Records from a collection:
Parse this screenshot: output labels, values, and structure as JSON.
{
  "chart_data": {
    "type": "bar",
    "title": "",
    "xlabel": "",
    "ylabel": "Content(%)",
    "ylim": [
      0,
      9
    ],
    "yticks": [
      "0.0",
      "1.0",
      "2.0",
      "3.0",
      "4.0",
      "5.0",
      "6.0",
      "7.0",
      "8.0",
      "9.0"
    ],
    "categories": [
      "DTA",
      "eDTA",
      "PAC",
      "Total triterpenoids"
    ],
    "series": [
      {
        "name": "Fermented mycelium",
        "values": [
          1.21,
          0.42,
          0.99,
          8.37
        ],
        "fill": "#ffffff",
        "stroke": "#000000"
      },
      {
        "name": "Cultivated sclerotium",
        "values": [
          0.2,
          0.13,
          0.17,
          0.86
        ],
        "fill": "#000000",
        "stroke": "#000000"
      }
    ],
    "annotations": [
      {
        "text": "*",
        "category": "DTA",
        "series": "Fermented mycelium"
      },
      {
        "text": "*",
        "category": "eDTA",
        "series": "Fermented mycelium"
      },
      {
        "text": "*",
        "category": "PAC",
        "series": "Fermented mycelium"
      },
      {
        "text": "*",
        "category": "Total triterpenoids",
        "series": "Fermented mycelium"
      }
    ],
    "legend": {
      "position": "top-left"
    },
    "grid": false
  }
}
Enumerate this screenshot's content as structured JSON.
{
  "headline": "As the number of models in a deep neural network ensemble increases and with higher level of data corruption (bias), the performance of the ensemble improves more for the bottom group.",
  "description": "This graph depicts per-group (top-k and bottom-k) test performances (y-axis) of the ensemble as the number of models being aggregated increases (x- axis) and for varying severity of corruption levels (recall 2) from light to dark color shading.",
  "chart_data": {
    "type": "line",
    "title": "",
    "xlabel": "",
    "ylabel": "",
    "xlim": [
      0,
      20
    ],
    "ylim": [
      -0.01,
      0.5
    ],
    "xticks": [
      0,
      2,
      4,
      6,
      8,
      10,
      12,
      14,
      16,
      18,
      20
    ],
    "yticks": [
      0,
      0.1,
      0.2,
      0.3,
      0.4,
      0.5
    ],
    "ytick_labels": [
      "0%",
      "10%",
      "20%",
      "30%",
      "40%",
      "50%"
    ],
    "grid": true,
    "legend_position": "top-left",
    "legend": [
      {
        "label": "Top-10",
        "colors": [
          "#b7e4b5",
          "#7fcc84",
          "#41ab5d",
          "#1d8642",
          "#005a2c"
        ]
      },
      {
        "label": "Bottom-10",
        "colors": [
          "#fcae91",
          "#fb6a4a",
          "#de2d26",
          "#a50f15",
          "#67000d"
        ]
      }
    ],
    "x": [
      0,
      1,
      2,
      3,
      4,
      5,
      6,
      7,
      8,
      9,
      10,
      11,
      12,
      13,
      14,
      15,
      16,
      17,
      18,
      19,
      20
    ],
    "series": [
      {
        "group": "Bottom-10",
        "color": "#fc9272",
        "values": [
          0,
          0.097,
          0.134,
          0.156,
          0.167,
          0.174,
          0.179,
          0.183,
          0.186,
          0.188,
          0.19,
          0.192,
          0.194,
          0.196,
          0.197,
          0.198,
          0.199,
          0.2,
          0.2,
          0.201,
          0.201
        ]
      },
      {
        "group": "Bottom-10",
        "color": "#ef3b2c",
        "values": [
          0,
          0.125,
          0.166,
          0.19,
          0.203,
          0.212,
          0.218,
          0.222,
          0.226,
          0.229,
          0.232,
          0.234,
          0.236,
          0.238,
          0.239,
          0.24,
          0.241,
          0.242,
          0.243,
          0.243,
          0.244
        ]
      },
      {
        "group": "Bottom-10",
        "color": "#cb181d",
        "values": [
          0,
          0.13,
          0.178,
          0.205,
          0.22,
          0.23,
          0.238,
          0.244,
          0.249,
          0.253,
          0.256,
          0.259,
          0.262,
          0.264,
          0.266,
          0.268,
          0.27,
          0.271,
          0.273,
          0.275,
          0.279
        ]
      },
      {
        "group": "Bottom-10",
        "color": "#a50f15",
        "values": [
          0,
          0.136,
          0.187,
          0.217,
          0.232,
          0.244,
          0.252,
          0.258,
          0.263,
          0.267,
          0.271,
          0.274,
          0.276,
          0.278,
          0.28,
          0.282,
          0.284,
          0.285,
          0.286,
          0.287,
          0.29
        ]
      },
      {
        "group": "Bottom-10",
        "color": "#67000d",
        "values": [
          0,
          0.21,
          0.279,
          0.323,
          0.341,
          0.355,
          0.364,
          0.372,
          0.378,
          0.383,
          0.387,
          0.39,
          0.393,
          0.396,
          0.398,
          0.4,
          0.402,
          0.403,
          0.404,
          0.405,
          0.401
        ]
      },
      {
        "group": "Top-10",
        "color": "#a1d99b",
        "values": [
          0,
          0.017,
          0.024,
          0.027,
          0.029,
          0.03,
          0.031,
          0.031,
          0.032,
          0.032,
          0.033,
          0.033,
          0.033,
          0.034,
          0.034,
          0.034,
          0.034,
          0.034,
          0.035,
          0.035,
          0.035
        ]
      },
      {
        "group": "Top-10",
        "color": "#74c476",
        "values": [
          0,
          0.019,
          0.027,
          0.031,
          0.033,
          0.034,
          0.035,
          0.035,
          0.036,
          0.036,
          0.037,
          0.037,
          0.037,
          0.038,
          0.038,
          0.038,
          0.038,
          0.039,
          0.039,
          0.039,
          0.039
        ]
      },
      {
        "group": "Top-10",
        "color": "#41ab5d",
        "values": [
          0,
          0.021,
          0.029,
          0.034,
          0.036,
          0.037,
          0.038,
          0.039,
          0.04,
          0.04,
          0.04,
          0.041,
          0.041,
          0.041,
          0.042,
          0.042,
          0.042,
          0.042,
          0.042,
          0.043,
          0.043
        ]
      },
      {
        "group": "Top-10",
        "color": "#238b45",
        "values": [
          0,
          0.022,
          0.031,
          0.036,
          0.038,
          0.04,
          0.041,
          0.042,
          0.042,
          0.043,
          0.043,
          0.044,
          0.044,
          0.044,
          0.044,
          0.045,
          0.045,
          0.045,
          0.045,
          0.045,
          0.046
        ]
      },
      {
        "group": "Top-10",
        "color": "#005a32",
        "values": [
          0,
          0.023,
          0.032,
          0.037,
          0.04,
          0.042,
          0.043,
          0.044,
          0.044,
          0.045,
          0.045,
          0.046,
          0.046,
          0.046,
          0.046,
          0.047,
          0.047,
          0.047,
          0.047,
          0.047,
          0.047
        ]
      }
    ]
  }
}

* _Requirement_
Output each entry precisely as given.

* _Full solution_
Parse this screenshot: output labels, values, and structure as JSON.
{
  "chart_data": {
    "type": "bar",
    "title": "",
    "xlabel": "",
    "ylabel": "Content(%)",
    "ylim": [
      0,
      9
    ],
    "yticks": [
      "0.0",
      "1.0",
      "2.0",
      "3.0",
      "4.0",
      "5.0",
      "6.0",
      "7.0",
      "8.0",
      "9.0"
    ],
    "categories": [
      "DTA",
      "eDTA",
      "PAC",
      "Total triterpenoids"
    ],
    "series": [
      {
        "name": "Fermented mycelium",
        "values": [
          1.21,
          0.42,
          0.99,
          8.37
        ],
        "fill": "#ffffff",
        "stroke": "#000000"
      },
      {
        "name": "Cultivated sclerotium",
        "values": [
          0.2,
          0.13,
          0.17,
          0.86
        ],
        "fill": "#000000",
        "stroke": "#000000"
      }
    ],
    "annotations": [
      {
        "text": "*",
        "category": "DTA",
        "series": "Fermented mycelium"
      },
      {
        "text": "*",
        "category": "eDTA",
        "series": "Fermented mycelium"
      },
      {
        "text": "*",
        "category": "PAC",
        "series": "Fermented mycelium"
      },
      {
        "text": "*",
        "category": "Total triterpenoids",
        "series": "Fermented mycelium"
      }
    ],
    "legend": {
      "position": "top-left"
    },
    "grid": false
  }
}
Enumerate this screenshot's content as structured JSON.
{
  "headline": "As the number of models in a deep neural network ensemble increases and with higher level of data corruption (bias), the performance of the ensemble improves more for the bottom group.",
  "description": "This graph depicts per-group (top-k and bottom-k) test performances (y-axis) of the ensemble as the number of models being aggregated increases (x- axis) and for varying severity of corruption levels (recall 2) from light to dark color shading.",
  "chart_data": {
    "type": "line",
    "title": "",
    "xlabel": "",
    "ylabel": "",
    "xlim": [
      0,
      20
    ],
    "ylim": [
      -0.01,
      0.5
    ],
    "xticks": [
      0,
      2,
      4,
      6,
      8,
      10,
      12,
      14,
      16,
      18,
      20
    ],
    "yticks": [
      0,
      0.1,
      0.2,
      0.3,
      0.4,
      0.5
    ],
    "ytick_labels": [
      "0%",
      "10%",
      "20%",
      "30%",
      "40%",
      "50%"
    ],
    "grid": true,
    "legend_position": "top-left",
    "legend": [
      {
        "label": "Top-10",
        "colors": [
          "#b7e4b5",
          "#7fcc84",
          "#41ab5d",
          "#1d8642",
          "#005a2c"
        ]
      },
      {
        "label": "Bottom-10",
        "colors": [
          "#fcae91",
          "#fb6a4a",
          "#de2d26",
          "#a50f15",
          "#67000d"
        ]
      }
    ],
    "x": [
      0,
      1,
      2,
      3,
      4,
      5,
      6,
      7,
      8,
      9,
      10,
      11,
      12,
      13,
      14,
      15,
      16,
      17,
      18,
      19,
      20
    ],
    "series": [
      {
        "group": "Bottom-10",
        "color": "#fc9272",
        "values": [
          0,
          0.097,
          0.134,
          0.156,
          0.167,
          0.174,
          0.179,
          0.183,
          0.186,
          0.188,
          0.19,
          0.192,
          0.194,
          0.196,
          0.197,
          0.198,
          0.199,
          0.2,
          0.2,
          0.201,
          0.201
        ]
      },
      {
        "group": "Bottom-10",
        "color": "#ef3b2c",
        "values": [
          0,
          0.125,
          0.166,
          0.19,
          0.203,
          0.212,
          0.218,
          0.222,
          0.226,
          0.229,
          0.232,
          0.234,
          0.236,
          0.238,
          0.239,
          0.24,
          0.241,
          0.242,
          0.243,
          0.243,
          0.244
        ]
      },
      {
        "group": "Bottom-10",
        "color": "#cb181d",
        "values": [
          0,
          0.13,
          0.178,
          0.205,
          0.22,
          0.23,
          0.238,
          0.244,
          0.249,
          0.253,
          0.256,
          0.259,
          0.262,
          0.264,
          0.266,
          0.268,
          0.27,
          0.271,
          0.273,
          0.275,
          0.279
        ]
      },
      {
        "group": "Bottom-10",
        "color": "#a50f15",
        "values": [
          0,
          0.136,
          0.187,
          0.217,
          0.232,
          0.244,
          0.252,
          0.258,
          0.263,
          0.267,
          0.271,
          0.274,
          0.276,
          0.278,
          0.28,
          0.282,
          0.284,
          0.285,
          0.286,
          0.287,
          0.29
        ]
      },
      {
        "group": "Bottom-10",
        "color": "#67000d",
        "values": [
          0,
          0.21,
          0.279,
          0.323,
          0.341,
          0.355,
          0.364,
          0.372,
          0.378,
          0.383,
          0.387,
          0.39,
          0.393,
          0.396,
          0.398,
          0.4,
          0.402,
          0.403,
          0.404,
          0.405,
          0.401
        ]
      },
      {
        "group": "Top-10",
        "color": "#a1d99b",
        "values": [
          0,
          0.017,
          0.024,
          0.027,
          0.029,
          0.03,
          0.031,
          0.031,
          0.032,
          0.032,
          0.033,
          0.033,
          0.033,
          0.034,
          0.034,
          0.034,
          0.034,
          0.034,
          0.035,
          0.035,
          0.035
        ]
      },
      {
        "group": "Top-10",
        "color": "#74c476",
        "values": [
          0,
          0.019,
          0.027,
          0.031,
          0.033,
          0.034,
          0.035,
          0.035,
          0.036,
          0.036,
          0.037,
          0.037,
          0.037,
          0.038,
          0.038,
          0.038,
          0.038,
          0.039,
          0.039,
          0.039,
          0.039
        ]
      },
      {
        "group": "Top-10",
        "color": "#41ab5d",
        "values": [
          0,
          0.021,
          0.029,
          0.034,
          0.036,
          0.037,
          0.038,
          0.039,
          0.04,
          0.04,
          0.04,
          0.041,
          0.041,
          0.041,
          0.042,
          0.042,
          0.042,
          0.042,
          0.042,
          0.043,
          0.043
        ]
      },
      {
        "group": "Top-10",
        "color": "#238b45",
        "values": [
          0,
          0.022,
          0.031,
          0.036,
          0.038,
          0.04,
          0.041,
          0.042,
          0.042,
          0.043,
          0.043,
          0.044,
          0.044,
          0.044,
          0.044,
          0.045,
          0.045,
          0.045,
          0.045,
          0.045,
          0.046
        ]
      },
      {
        "group": "Top-10",
        "color": "#005a32",
        "values": [
          0,
          0.023,
          0.032,
          0.037,
          0.04,
          0.042,
          0.043,
          0.044,
          0.044,
          0.045,
          0.045,
          0.046,
          0.046,
          0.046,
          0.046,
          0.047,
          0.047,
          0.047,
          0.047,
          0.047,
          0.047
        ]
      }
    ]
  }
}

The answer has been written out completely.